### WHAT THE TASK ASKS
Print the listing as it stands, omitting all images.
# start of RECORD LIST
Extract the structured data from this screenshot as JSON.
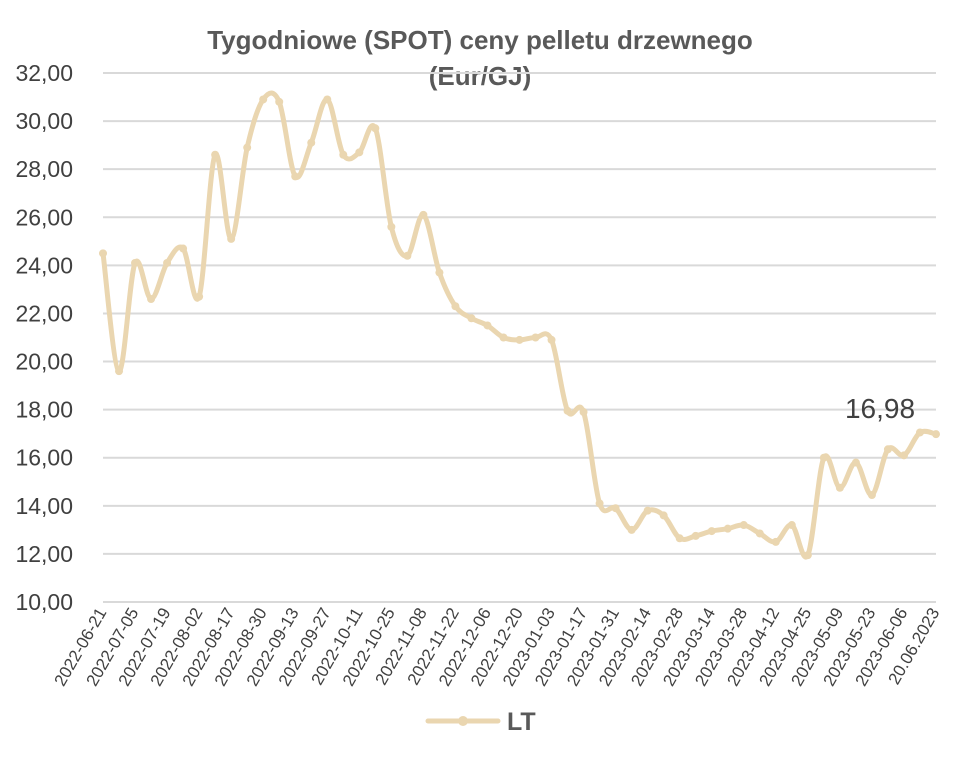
{
  "chart_data": {
    "type": "line",
    "title_line1": "Tygodniowe (SPOT) ceny pelletu drzewnego",
    "title_line2": "(Eur/GJ)",
    "xlabel": "",
    "ylabel": "",
    "ylim": [
      10,
      32
    ],
    "ytick_step": 2,
    "grid": true,
    "legend_position": "bottom",
    "color": "#ead6b0",
    "tick_labels": [
      "2022-06-21",
      "2022-07-05",
      "2022-07-19",
      "2022-08-02",
      "2022-08-17",
      "2022-08-30",
      "2022-09-13",
      "2022-09-27",
      "2022-10-11",
      "2022-10-25",
      "2022-11-08",
      "2022-11-22",
      "2022-12-06",
      "2022-12-20",
      "2023-01-03",
      "2023-01-17",
      "2023-01-31",
      "2023-02-14",
      "2023-02-28",
      "2023-03-14",
      "2023-03-28",
      "2023-04-12",
      "2023-04-25",
      "2023-05-09",
      "2023-05-23",
      "2023-06-06",
      "20.06.2023"
    ],
    "series": [
      {
        "name": "LT",
        "values": [
          24.5,
          19.6,
          24.1,
          22.6,
          24.1,
          24.7,
          22.7,
          28.6,
          25.1,
          28.9,
          30.9,
          30.8,
          27.7,
          29.1,
          30.9,
          28.6,
          28.7,
          29.7,
          25.6,
          24.4,
          26.1,
          23.7,
          22.3,
          21.8,
          21.5,
          21.0,
          20.9,
          21.0,
          20.9,
          17.95,
          17.9,
          14.1,
          13.9,
          13.0,
          13.8,
          13.6,
          12.65,
          12.75,
          12.95,
          13.05,
          13.2,
          12.85,
          12.5,
          13.2,
          11.95,
          16.0,
          14.75,
          15.8,
          14.45,
          16.35,
          16.1,
          17.05,
          16.98
        ]
      }
    ],
    "data_label": "16,98",
    "ytick_format": "pl-2dec"
  }
}
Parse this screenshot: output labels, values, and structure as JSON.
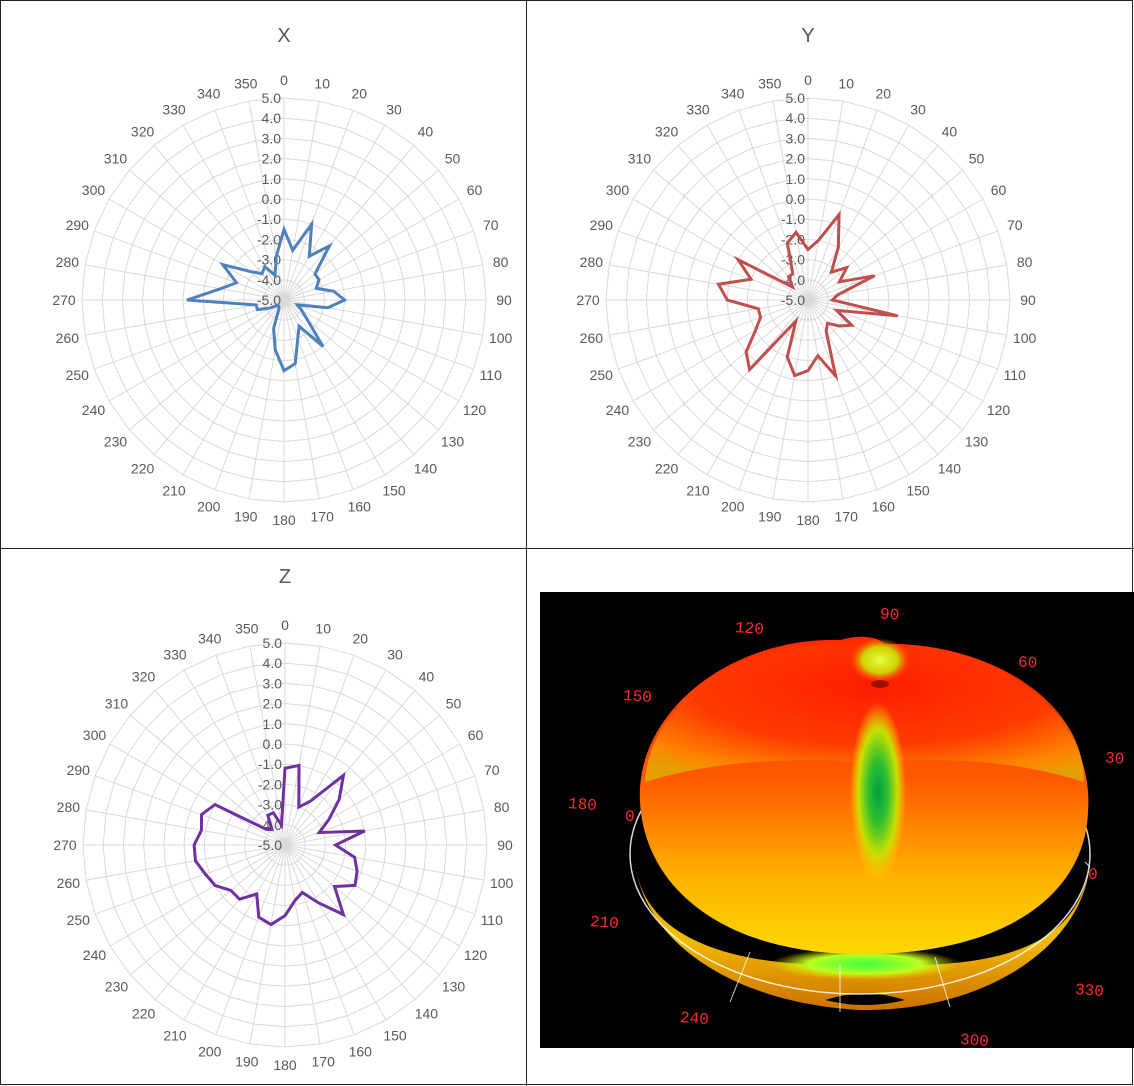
{
  "chart_data": [
    {
      "type": "radar",
      "title": "X",
      "color": "#4F81BD",
      "angles": [
        0,
        10,
        20,
        30,
        40,
        50,
        60,
        70,
        80,
        90,
        100,
        110,
        120,
        130,
        140,
        150,
        160,
        170,
        180,
        190,
        200,
        210,
        220,
        230,
        240,
        250,
        260,
        270,
        280,
        290,
        300,
        310,
        320,
        330,
        340,
        350
      ],
      "radial_ticks": [
        "-5.0",
        "-4.0",
        "-3.0",
        "-2.0",
        "-1.0",
        "0.0",
        "1.0",
        "2.0",
        "3.0",
        "4.0",
        "5.0"
      ],
      "rlim": [
        -5,
        5
      ],
      "values": [
        -1.5,
        -2.5,
        -1.0,
        -2.5,
        -1.5,
        -3.0,
        -3.0,
        -3.3,
        -2.5,
        -2.0,
        -2.8,
        -4.3,
        -4.0,
        -3.5,
        -2.0,
        -3.5,
        -3.0,
        -1.8,
        -1.5,
        -2.5,
        -3.5,
        -4.5,
        -4.6,
        -4.6,
        -4.2,
        -3.6,
        -3.6,
        -0.2,
        -1.8,
        -2.5,
        -1.5,
        -2.8,
        -3.3,
        -3.1,
        -3.7,
        -2.8
      ]
    },
    {
      "type": "radar",
      "title": "Y",
      "color": "#C0504D",
      "angles": [
        0,
        10,
        20,
        30,
        40,
        50,
        60,
        70,
        80,
        90,
        100,
        110,
        120,
        130,
        140,
        150,
        160,
        170,
        180,
        190,
        200,
        210,
        220,
        230,
        240,
        250,
        260,
        270,
        280,
        290,
        300,
        310,
        320,
        330,
        340,
        350
      ],
      "radial_ticks": [
        "-5.0",
        "-4.0",
        "-3.0",
        "-2.0",
        "-1.0",
        "0.0",
        "1.0",
        "2.0",
        "3.0",
        "4.0",
        "5.0"
      ],
      "rlim": [
        -5,
        5
      ],
      "values": [
        -2.5,
        -2.0,
        -0.5,
        -2.0,
        -3.2,
        -2.5,
        -3.2,
        -1.5,
        -3.5,
        -3.8,
        -0.5,
        -3.5,
        -2.5,
        -3.0,
        -3.5,
        -3.2,
        -1.0,
        -2.2,
        -1.5,
        -1.2,
        -2.0,
        -3.8,
        -0.5,
        -1.0,
        -2.0,
        -2.5,
        -2.5,
        -1.0,
        -0.5,
        -2.0,
        -1.0,
        -4.0,
        -3.5,
        -3.5,
        -2.0,
        -1.6
      ]
    },
    {
      "type": "radar",
      "title": "Z",
      "color": "#7030A0",
      "angles": [
        0,
        10,
        20,
        30,
        40,
        50,
        60,
        70,
        80,
        90,
        100,
        110,
        120,
        130,
        140,
        150,
        160,
        170,
        180,
        190,
        200,
        210,
        220,
        230,
        240,
        250,
        260,
        270,
        280,
        290,
        300,
        310,
        320,
        330,
        340,
        350
      ],
      "radial_ticks": [
        "-5.0",
        "-4.0",
        "-3.0",
        "-2.0",
        "-1.0",
        "0.0",
        "1.0",
        "2.0",
        "3.0",
        "4.0",
        "5.0"
      ],
      "rlim": [
        -5,
        5
      ],
      "values": [
        -1.2,
        -1.0,
        -3.0,
        -2.5,
        -0.5,
        -1.5,
        -2.5,
        -3.2,
        -1.0,
        -2.5,
        -1.5,
        -1.2,
        -1.0,
        -1.8,
        -0.5,
        -1.7,
        -2.5,
        -2.2,
        -1.5,
        -1.0,
        -1.2,
        -2.2,
        -1.5,
        -1.5,
        -1.0,
        -0.8,
        -0.5,
        -0.5,
        -0.8,
        -0.6,
        -1.0,
        -3.8,
        -4.0,
        -3.3,
        -3.3,
        -4.0
      ]
    }
  ],
  "pattern_3d": {
    "background_color": "#000000",
    "label_color": "#ff2a2a",
    "angle_labels": [
      "120",
      "90",
      "60",
      "150",
      "30",
      "180",
      "0",
      "0",
      "210",
      "330",
      "240",
      "300"
    ]
  }
}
# end of RECORD LIST
### RESULT OF THE EXERCISE
Extract the structured data from this screenshot as JSON.
{
  "chart_data": {
    "type": "line",
    "title_line1": "Tygodniowe (SPOT) ceny pelletu drzewnego",
    "title_line2": "(Eur/GJ)",
    "xlabel": "",
    "ylabel": "",
    "ylim": [
      10,
      32
    ],
    "ytick_step": 2,
    "grid": true,
    "legend_position": "bottom",
    "color": "#ead6b0",
    "tick_labels": [
      "2022-06-21",
      "2022-07-05",
      "2022-07-19",
      "2022-08-02",
      "2022-08-17",
      "2022-08-30",
      "2022-09-13",
      "2022-09-27",
      "2022-10-11",
      "2022-10-25",
      "2022-11-08",
      "2022-11-22",
      "2022-12-06",
      "2022-12-20",
      "2023-01-03",
      "2023-01-17",
      "2023-01-31",
      "2023-02-14",
      "2023-02-28",
      "2023-03-14",
      "2023-03-28",
      "2023-04-12",
      "2023-04-25",
      "2023-05-09",
      "2023-05-23",
      "2023-06-06",
      "20.06.2023"
    ],
    "series": [
      {
        "name": "LT",
        "values": [
          24.5,
          19.6,
          24.1,
          22.6,
          24.1,
          24.7,
          22.7,
          28.6,
          25.1,
          28.9,
          30.9,
          30.8,
          27.7,
          29.1,
          30.9,
          28.6,
          28.7,
          29.7,
          25.6,
          24.4,
          26.1,
          23.7,
          22.3,
          21.8,
          21.5,
          21.0,
          20.9,
          21.0,
          20.9,
          17.95,
          17.9,
          14.1,
          13.9,
          13.0,
          13.8,
          13.6,
          12.65,
          12.75,
          12.95,
          13.05,
          13.2,
          12.85,
          12.5,
          13.2,
          11.95,
          16.0,
          14.75,
          15.8,
          14.45,
          16.35,
          16.1,
          17.05,
          16.98
        ]
      }
    ],
    "data_label": "16,98",
    "ytick_format": "pl-2dec"
  }
}
Parse this screenshot: output labels, values, and structure as JSON.
{
  "chart_data": [
    {
      "type": "radar",
      "title": "X",
      "color": "#4F81BD",
      "angles": [
        0,
        10,
        20,
        30,
        40,
        50,
        60,
        70,
        80,
        90,
        100,
        110,
        120,
        130,
        140,
        150,
        160,
        170,
        180,
        190,
        200,
        210,
        220,
        230,
        240,
        250,
        260,
        270,
        280,
        290,
        300,
        310,
        320,
        330,
        340,
        350
      ],
      "radial_ticks": [
        "-5.0",
        "-4.0",
        "-3.0",
        "-2.0",
        "-1.0",
        "0.0",
        "1.0",
        "2.0",
        "3.0",
        "4.0",
        "5.0"
      ],
      "rlim": [
        -5,
        5
      ],
      "values": [
        -1.5,
        -2.5,
        -1.0,
        -2.5,
        -1.5,
        -3.0,
        -3.0,
        -3.3,
        -2.5,
        -2.0,
        -2.8,
        -4.3,
        -4.0,
        -3.5,
        -2.0,
        -3.5,
        -3.0,
        -1.8,
        -1.5,
        -2.5,
        -3.5,
        -4.5,
        -4.6,
        -4.6,
        -4.2,
        -3.6,
        -3.6,
        -0.2,
        -1.8,
        -2.5,
        -1.5,
        -2.8,
        -3.3,
        -3.1,
        -3.7,
        -2.8
      ]
    },
    {
      "type": "radar",
      "title": "Y",
      "color": "#C0504D",
      "angles": [
        0,
        10,
        20,
        30,
        40,
        50,
        60,
        70,
        80,
        90,
        100,
        110,
        120,
        130,
        140,
        150,
        160,
        170,
        180,
        190,
        200,
        210,
        220,
        230,
        240,
        250,
        260,
        270,
        280,
        290,
        300,
        310,
        320,
        330,
        340,
        350
      ],
      "radial_ticks": [
        "-5.0",
        "-4.0",
        "-3.0",
        "-2.0",
        "-1.0",
        "0.0",
        "1.0",
        "2.0",
        "3.0",
        "4.0",
        "5.0"
      ],
      "rlim": [
        -5,
        5
      ],
      "values": [
        -2.5,
        -2.0,
        -0.5,
        -2.0,
        -3.2,
        -2.5,
        -3.2,
        -1.5,
        -3.5,
        -3.8,
        -0.5,
        -3.5,
        -2.5,
        -3.0,
        -3.5,
        -3.2,
        -1.0,
        -2.2,
        -1.5,
        -1.2,
        -2.0,
        -3.8,
        -0.5,
        -1.0,
        -2.0,
        -2.5,
        -2.5,
        -1.0,
        -0.5,
        -2.0,
        -1.0,
        -4.0,
        -3.5,
        -3.5,
        -2.0,
        -1.6
      ]
    },
    {
      "type": "radar",
      "title": "Z",
      "color": "#7030A0",
      "angles": [
        0,
        10,
        20,
        30,
        40,
        50,
        60,
        70,
        80,
        90,
        100,
        110,
        120,
        130,
        140,
        150,
        160,
        170,
        180,
        190,
        200,
        210,
        220,
        230,
        240,
        250,
        260,
        270,
        280,
        290,
        300,
        310,
        320,
        330,
        340,
        350
      ],
      "radial_ticks": [
        "-5.0",
        "-4.0",
        "-3.0",
        "-2.0",
        "-1.0",
        "0.0",
        "1.0",
        "2.0",
        "3.0",
        "4.0",
        "5.0"
      ],
      "rlim": [
        -5,
        5
      ],
      "values": [
        -1.2,
        -1.0,
        -3.0,
        -2.5,
        -0.5,
        -1.5,
        -2.5,
        -3.2,
        -1.0,
        -2.5,
        -1.5,
        -1.2,
        -1.0,
        -1.8,
        -0.5,
        -1.7,
        -2.5,
        -2.2,
        -1.5,
        -1.0,
        -1.2,
        -2.2,
        -1.5,
        -1.5,
        -1.0,
        -0.8,
        -0.5,
        -0.5,
        -0.8,
        -0.6,
        -1.0,
        -3.8,
        -4.0,
        -3.3,
        -3.3,
        -4.0
      ]
    }
  ],
  "pattern_3d": {
    "background_color": "#000000",
    "label_color": "#ff2a2a",
    "angle_labels": [
      "120",
      "90",
      "60",
      "150",
      "30",
      "180",
      "0",
      "0",
      "210",
      "330",
      "240",
      "300"
    ]
  }
}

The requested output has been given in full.